Stated problem: Write out the material exactly, without any of its pictures.

Material supplied:
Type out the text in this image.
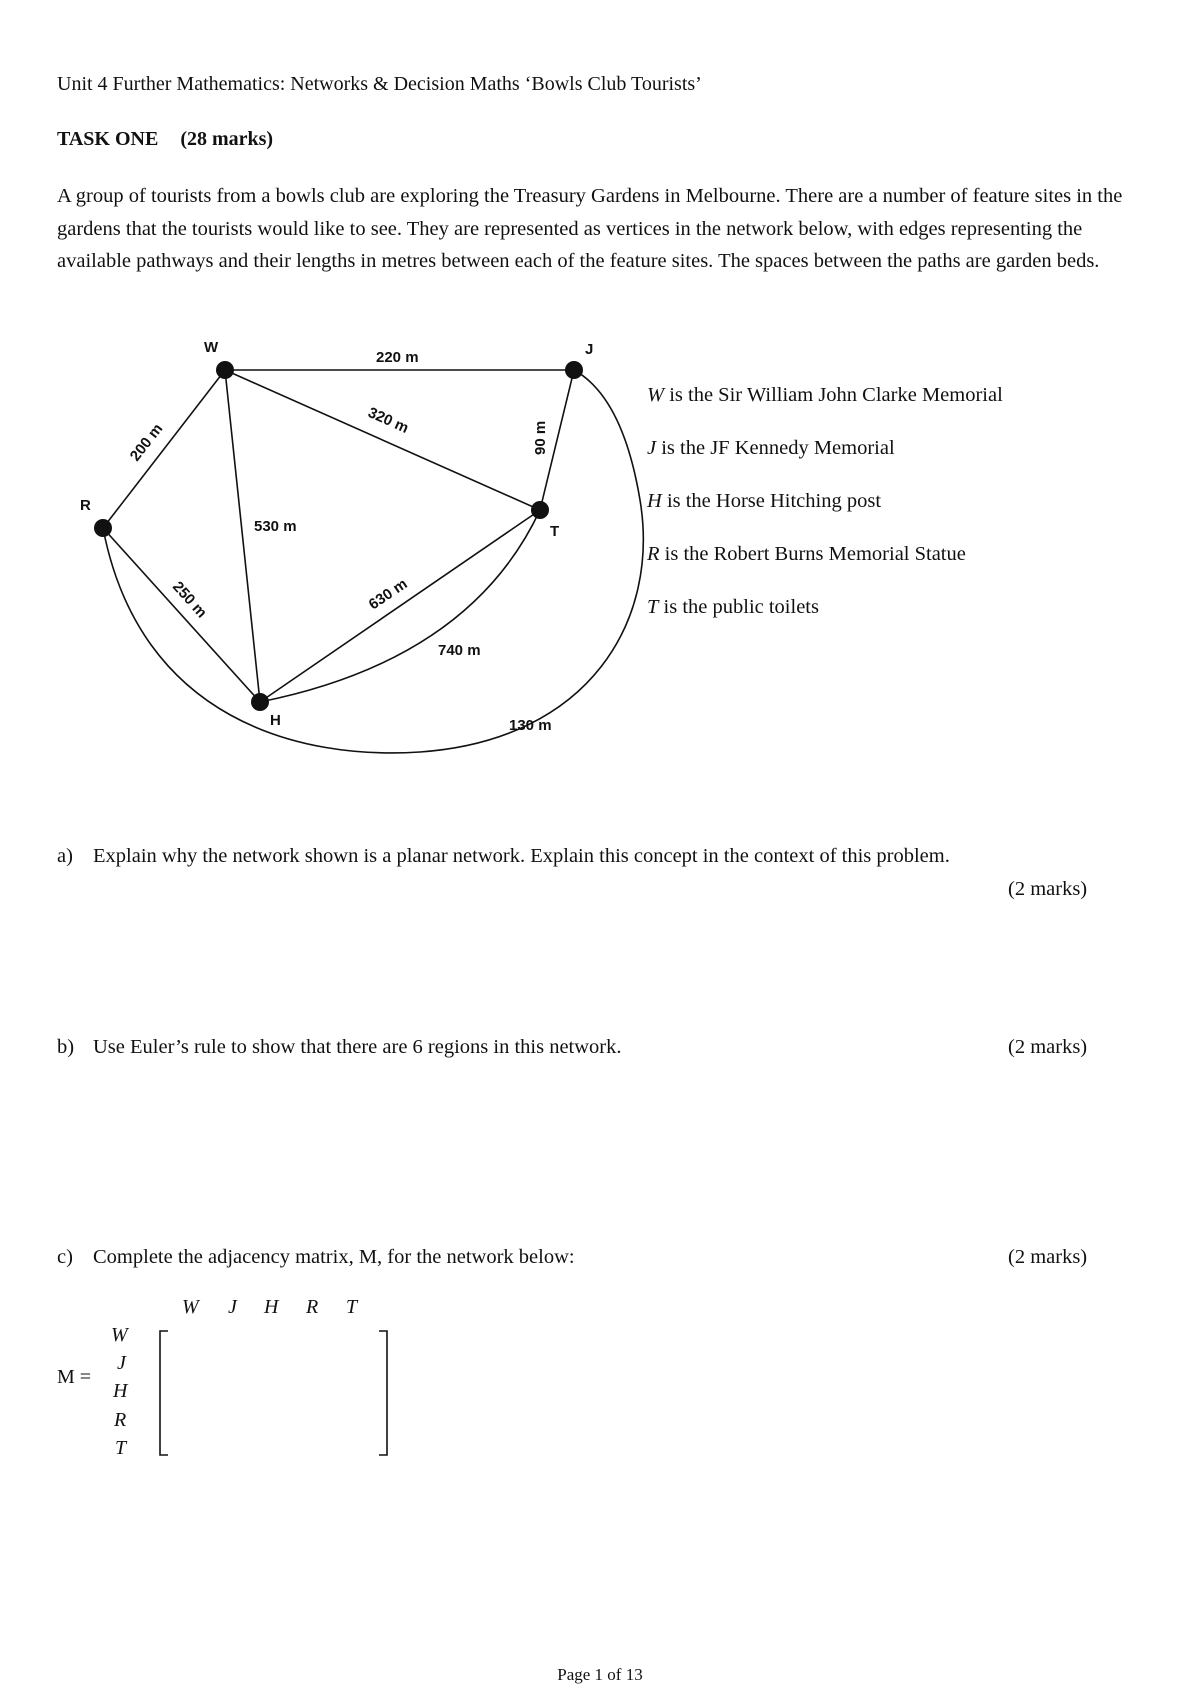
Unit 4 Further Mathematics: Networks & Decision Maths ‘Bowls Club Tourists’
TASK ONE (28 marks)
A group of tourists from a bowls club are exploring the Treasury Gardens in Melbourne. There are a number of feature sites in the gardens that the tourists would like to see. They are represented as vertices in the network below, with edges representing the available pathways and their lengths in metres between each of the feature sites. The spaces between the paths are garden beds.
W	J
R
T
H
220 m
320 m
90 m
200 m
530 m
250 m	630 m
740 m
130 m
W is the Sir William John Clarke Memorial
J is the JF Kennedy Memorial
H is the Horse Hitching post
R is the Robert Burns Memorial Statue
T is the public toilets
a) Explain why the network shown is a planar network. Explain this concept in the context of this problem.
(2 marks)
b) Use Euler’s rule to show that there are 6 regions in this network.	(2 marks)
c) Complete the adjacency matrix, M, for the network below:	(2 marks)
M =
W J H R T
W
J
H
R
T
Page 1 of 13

The completed task:
Type out the text in this image.
Unit 4 Further Mathematics: Networks & Decision Maths ‘Bowls Club Tourists’
TASK ONE (28 marks)
A group of tourists from a bowls club are exploring the Treasury Gardens in Melbourne. There are a number of feature sites in the gardens that the tourists would like to see. They are represented as vertices in the network below, with edges representing the available pathways and their lengths in metres between each of the feature sites. The spaces between the paths are garden beds.
W	J
R
T
H
220 m
320 m
90 m
200 m
530 m
250 m	630 m
740 m
130 m
W is the Sir William John Clarke Memorial
J is the JF Kennedy Memorial
H is the Horse Hitching post
R is the Robert Burns Memorial Statue
T is the public toilets
a) Explain why the network shown is a planar network. Explain this concept in the context of this problem.
(2 marks)
b) Use Euler’s rule to show that there are 6 regions in this network.	(2 marks)
c) Complete the adjacency matrix, M, for the network below:	(2 marks)
M =
W J H R T
W
J
H
R
T
Page 1 of 13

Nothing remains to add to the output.